* [Aim]:
Below is a set of records; restate each one word for word.

* [Information supplied]:
+ + + + + + +

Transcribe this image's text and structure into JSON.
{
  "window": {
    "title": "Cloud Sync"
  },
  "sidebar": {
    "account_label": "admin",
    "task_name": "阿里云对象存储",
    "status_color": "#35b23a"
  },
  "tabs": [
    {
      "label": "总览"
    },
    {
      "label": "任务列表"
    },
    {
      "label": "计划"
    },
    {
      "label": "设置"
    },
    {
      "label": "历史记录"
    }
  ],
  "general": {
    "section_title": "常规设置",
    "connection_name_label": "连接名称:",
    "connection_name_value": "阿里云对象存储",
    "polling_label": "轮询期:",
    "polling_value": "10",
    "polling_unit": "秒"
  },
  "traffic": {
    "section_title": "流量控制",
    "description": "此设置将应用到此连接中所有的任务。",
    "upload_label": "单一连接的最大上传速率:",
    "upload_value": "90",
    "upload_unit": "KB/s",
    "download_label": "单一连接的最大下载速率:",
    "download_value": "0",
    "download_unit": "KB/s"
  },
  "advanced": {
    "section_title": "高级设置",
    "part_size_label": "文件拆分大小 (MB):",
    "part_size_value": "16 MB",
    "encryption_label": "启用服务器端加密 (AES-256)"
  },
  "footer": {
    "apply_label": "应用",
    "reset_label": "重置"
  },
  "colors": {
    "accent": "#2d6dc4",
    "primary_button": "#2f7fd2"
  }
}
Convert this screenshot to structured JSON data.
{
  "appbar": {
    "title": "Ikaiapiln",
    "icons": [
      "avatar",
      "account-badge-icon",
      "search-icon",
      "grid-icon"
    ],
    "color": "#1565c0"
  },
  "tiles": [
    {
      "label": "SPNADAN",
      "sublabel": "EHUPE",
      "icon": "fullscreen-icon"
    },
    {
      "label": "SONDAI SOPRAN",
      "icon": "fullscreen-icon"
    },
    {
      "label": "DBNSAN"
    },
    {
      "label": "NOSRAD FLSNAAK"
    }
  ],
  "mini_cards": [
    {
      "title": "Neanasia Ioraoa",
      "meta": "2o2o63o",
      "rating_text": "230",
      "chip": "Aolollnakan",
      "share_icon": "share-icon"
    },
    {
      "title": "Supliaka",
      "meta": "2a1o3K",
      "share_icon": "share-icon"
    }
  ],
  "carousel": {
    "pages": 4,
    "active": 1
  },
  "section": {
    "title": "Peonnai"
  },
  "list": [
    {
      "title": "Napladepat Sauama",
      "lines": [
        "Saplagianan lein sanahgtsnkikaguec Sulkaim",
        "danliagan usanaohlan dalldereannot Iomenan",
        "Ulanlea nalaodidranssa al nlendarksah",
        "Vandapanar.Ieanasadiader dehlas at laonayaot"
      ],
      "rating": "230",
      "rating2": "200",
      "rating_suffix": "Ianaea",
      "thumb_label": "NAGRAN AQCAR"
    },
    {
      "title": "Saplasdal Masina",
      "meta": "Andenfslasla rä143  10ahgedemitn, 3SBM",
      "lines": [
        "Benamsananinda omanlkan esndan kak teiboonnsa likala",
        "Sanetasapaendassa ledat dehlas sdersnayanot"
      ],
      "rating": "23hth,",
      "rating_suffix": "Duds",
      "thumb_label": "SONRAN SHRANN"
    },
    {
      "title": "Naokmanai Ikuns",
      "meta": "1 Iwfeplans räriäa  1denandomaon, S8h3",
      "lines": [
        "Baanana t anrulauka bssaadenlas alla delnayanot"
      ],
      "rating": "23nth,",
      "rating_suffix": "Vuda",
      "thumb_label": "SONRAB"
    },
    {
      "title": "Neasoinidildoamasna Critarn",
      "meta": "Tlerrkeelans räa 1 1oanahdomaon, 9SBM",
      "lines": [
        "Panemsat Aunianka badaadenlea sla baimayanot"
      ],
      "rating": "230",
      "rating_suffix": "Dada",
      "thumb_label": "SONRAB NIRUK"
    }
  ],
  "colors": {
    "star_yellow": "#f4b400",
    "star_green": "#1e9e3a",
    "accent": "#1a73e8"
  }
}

+ + + + + + +

* [Written response]:
Transcribe this image's text and structure into JSON.
{
  "window": {
    "title": "Cloud Sync"
  },
  "sidebar": {
    "account_label": "admin",
    "task_name": "阿里云对象存储",
    "status_color": "#35b23a"
  },
  "tabs": [
    {
      "label": "总览"
    },
    {
      "label": "任务列表"
    },
    {
      "label": "计划"
    },
    {
      "label": "设置"
    },
    {
      "label": "历史记录"
    }
  ],
  "general": {
    "section_title": "常规设置",
    "connection_name_label": "连接名称:",
    "connection_name_value": "阿里云对象存储",
    "polling_label": "轮询期:",
    "polling_value": "10",
    "polling_unit": "秒"
  },
  "traffic": {
    "section_title": "流量控制",
    "description": "此设置将应用到此连接中所有的任务。",
    "upload_label": "单一连接的最大上传速率:",
    "upload_value": "90",
    "upload_unit": "KB/s",
    "download_label": "单一连接的最大下载速率:",
    "download_value": "0",
    "download_unit": "KB/s"
  },
  "advanced": {
    "section_title": "高级设置",
    "part_size_label": "文件拆分大小 (MB):",
    "part_size_value": "16 MB",
    "encryption_label": "启用服务器端加密 (AES-256)"
  },
  "footer": {
    "apply_label": "应用",
    "reset_label": "重置"
  },
  "colors": {
    "accent": "#2d6dc4",
    "primary_button": "#2f7fd2"
  }
}
Convert this screenshot to structured JSON data.
{
  "appbar": {
    "title": "Ikaiapiln",
    "icons": [
      "avatar",
      "account-badge-icon",
      "search-icon",
      "grid-icon"
    ],
    "color": "#1565c0"
  },
  "tiles": [
    {
      "label": "SPNADAN",
      "sublabel": "EHUPE",
      "icon": "fullscreen-icon"
    },
    {
      "label": "SONDAI SOPRAN",
      "icon": "fullscreen-icon"
    },
    {
      "label": "DBNSAN"
    },
    {
      "label": "NOSRAD FLSNAAK"
    }
  ],
  "mini_cards": [
    {
      "title": "Neanasia Ioraoa",
      "meta": "2o2o63o",
      "rating_text": "230",
      "chip": "Aolollnakan",
      "share_icon": "share-icon"
    },
    {
      "title": "Supliaka",
      "meta": "2a1o3K",
      "share_icon": "share-icon"
    }
  ],
  "carousel": {
    "pages": 4,
    "active": 1
  },
  "section": {
    "title": "Peonnai"
  },
  "list": [
    {
      "title": "Napladepat Sauama",
      "lines": [
        "Saplagianan lein sanahgtsnkikaguec Sulkaim",
        "danliagan usanaohlan dalldereannot Iomenan",
        "Ulanlea nalaodidranssa al nlendarksah",
        "Vandapanar.Ieanasadiader dehlas at laonayaot"
      ],
      "rating": "230",
      "rating2": "200",
      "rating_suffix": "Ianaea",
      "thumb_label": "NAGRAN AQCAR"
    },
    {
      "title": "Saplasdal Masina",
      "meta": "Andenfslasla rä143  10ahgedemitn, 3SBM",
      "lines": [
        "Benamsananinda omanlkan esndan kak teiboonnsa likala",
        "Sanetasapaendassa ledat dehlas sdersnayanot"
      ],
      "rating": "23hth,",
      "rating_suffix": "Duds",
      "thumb_label": "SONRAN SHRANN"
    },
    {
      "title": "Naokmanai Ikuns",
      "meta": "1 Iwfeplans räriäa  1denandomaon, S8h3",
      "lines": [
        "Baanana t anrulauka bssaadenlas alla delnayanot"
      ],
      "rating": "23nth,",
      "rating_suffix": "Vuda",
      "thumb_label": "SONRAB"
    },
    {
      "title": "Neasoinidildoamasna Critarn",
      "meta": "Tlerrkeelans räa 1 1oanahdomaon, 9SBM",
      "lines": [
        "Panemsat Aunianka badaadenlea sla baimayanot"
      ],
      "rating": "230",
      "rating_suffix": "Dada",
      "thumb_label": "SONRAB NIRUK"
    }
  ],
  "colors": {
    "star_yellow": "#f4b400",
    "star_green": "#1e9e3a",
    "accent": "#1a73e8"
  }
}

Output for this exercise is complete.